### Entries provided ###
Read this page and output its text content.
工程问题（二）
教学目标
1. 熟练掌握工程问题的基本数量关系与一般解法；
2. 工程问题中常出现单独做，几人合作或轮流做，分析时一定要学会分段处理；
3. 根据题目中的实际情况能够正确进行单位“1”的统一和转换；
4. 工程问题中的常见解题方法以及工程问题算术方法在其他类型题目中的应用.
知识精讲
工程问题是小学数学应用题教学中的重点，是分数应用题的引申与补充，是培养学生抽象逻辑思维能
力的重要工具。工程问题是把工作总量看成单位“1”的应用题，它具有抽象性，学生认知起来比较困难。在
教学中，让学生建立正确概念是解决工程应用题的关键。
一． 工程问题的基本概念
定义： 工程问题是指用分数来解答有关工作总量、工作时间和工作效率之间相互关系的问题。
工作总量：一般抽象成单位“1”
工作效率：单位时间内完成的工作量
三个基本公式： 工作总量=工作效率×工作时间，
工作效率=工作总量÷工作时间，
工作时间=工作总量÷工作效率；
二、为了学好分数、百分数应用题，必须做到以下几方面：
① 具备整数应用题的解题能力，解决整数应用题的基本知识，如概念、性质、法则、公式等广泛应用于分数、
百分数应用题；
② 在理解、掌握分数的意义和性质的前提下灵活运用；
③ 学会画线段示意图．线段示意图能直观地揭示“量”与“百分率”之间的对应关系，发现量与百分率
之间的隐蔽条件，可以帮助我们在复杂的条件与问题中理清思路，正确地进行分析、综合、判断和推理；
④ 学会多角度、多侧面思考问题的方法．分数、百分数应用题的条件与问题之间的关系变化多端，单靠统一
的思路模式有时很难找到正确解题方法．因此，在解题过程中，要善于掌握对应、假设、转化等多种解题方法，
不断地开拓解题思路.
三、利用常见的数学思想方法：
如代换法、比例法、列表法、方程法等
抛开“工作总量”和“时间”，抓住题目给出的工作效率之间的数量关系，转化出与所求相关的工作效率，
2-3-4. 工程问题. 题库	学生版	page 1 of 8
###
**Given problem**
Print all the data exactly.

**Finished answer**
Read this page and output its text content.
工程问题（二）
教学目标
1. 熟练掌握工程问题的基本数量关系与一般解法；
2. 工程问题中常出现单独做，几人合作或轮流做，分析时一定要学会分段处理；
3. 根据题目中的实际情况能够正确进行单位“1”的统一和转换；
4. 工程问题中的常见解题方法以及工程问题算术方法在其他类型题目中的应用.
知识精讲
工程问题是小学数学应用题教学中的重点，是分数应用题的引申与补充，是培养学生抽象逻辑思维能
力的重要工具。工程问题是把工作总量看成单位“1”的应用题，它具有抽象性，学生认知起来比较困难。在
教学中，让学生建立正确概念是解决工程应用题的关键。
一． 工程问题的基本概念
定义： 工程问题是指用分数来解答有关工作总量、工作时间和工作效率之间相互关系的问题。
工作总量：一般抽象成单位“1”
工作效率：单位时间内完成的工作量
三个基本公式： 工作总量=工作效率×工作时间，
工作效率=工作总量÷工作时间，
工作时间=工作总量÷工作效率；
二、为了学好分数、百分数应用题，必须做到以下几方面：
① 具备整数应用题的解题能力，解决整数应用题的基本知识，如概念、性质、法则、公式等广泛应用于分数、
百分数应用题；
② 在理解、掌握分数的意义和性质的前提下灵活运用；
③ 学会画线段示意图．线段示意图能直观地揭示“量”与“百分率”之间的对应关系，发现量与百分率
之间的隐蔽条件，可以帮助我们在复杂的条件与问题中理清思路，正确地进行分析、综合、判断和推理；
④ 学会多角度、多侧面思考问题的方法．分数、百分数应用题的条件与问题之间的关系变化多端，单靠统一
的思路模式有时很难找到正确解题方法．因此，在解题过程中，要善于掌握对应、假设、转化等多种解题方法，
不断地开拓解题思路.
三、利用常见的数学思想方法：
如代换法、比例法、列表法、方程法等
抛开“工作总量”和“时间”，抓住题目给出的工作效率之间的数量关系，转化出与所求相关的工作效率，
2-3-4. 工程问题. 题库	学生版	page 1 of 8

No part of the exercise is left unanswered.